- **GIVEN TASK**
Scan the following material for the string "Tang" and copy each line in which it appears.

== DATA SHOWN ==

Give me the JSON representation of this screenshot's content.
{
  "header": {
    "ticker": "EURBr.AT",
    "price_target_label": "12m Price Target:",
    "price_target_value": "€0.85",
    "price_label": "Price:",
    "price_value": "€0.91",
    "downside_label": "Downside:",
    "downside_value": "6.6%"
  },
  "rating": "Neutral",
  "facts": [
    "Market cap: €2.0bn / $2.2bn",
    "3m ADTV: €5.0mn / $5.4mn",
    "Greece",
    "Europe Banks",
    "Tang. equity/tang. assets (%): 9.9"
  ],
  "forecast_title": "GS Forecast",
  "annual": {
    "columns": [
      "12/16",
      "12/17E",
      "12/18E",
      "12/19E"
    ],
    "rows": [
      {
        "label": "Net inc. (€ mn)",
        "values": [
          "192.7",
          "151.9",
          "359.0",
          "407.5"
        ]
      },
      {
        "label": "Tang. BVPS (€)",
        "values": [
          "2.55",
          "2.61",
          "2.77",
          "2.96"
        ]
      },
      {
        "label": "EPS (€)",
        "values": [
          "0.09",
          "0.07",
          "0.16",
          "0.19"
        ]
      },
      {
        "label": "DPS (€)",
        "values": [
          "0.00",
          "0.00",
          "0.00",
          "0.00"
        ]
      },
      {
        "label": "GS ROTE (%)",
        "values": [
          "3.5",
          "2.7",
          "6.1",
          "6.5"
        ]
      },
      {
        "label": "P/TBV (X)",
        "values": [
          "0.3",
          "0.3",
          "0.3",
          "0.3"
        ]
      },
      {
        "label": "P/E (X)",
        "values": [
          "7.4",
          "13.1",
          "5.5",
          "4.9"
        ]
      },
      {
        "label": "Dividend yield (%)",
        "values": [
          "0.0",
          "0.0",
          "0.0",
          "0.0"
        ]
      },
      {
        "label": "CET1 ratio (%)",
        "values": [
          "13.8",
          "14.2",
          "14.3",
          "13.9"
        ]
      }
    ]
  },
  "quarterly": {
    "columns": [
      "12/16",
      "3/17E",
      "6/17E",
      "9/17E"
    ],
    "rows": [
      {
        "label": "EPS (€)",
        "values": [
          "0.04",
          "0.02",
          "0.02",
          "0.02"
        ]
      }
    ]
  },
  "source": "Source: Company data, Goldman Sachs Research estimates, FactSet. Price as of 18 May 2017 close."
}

===

- **EXERCISE ANSWER**
    "Tang. equity/tang. assets (%): 9.9"
        "label": "Tang. BVPS (€)",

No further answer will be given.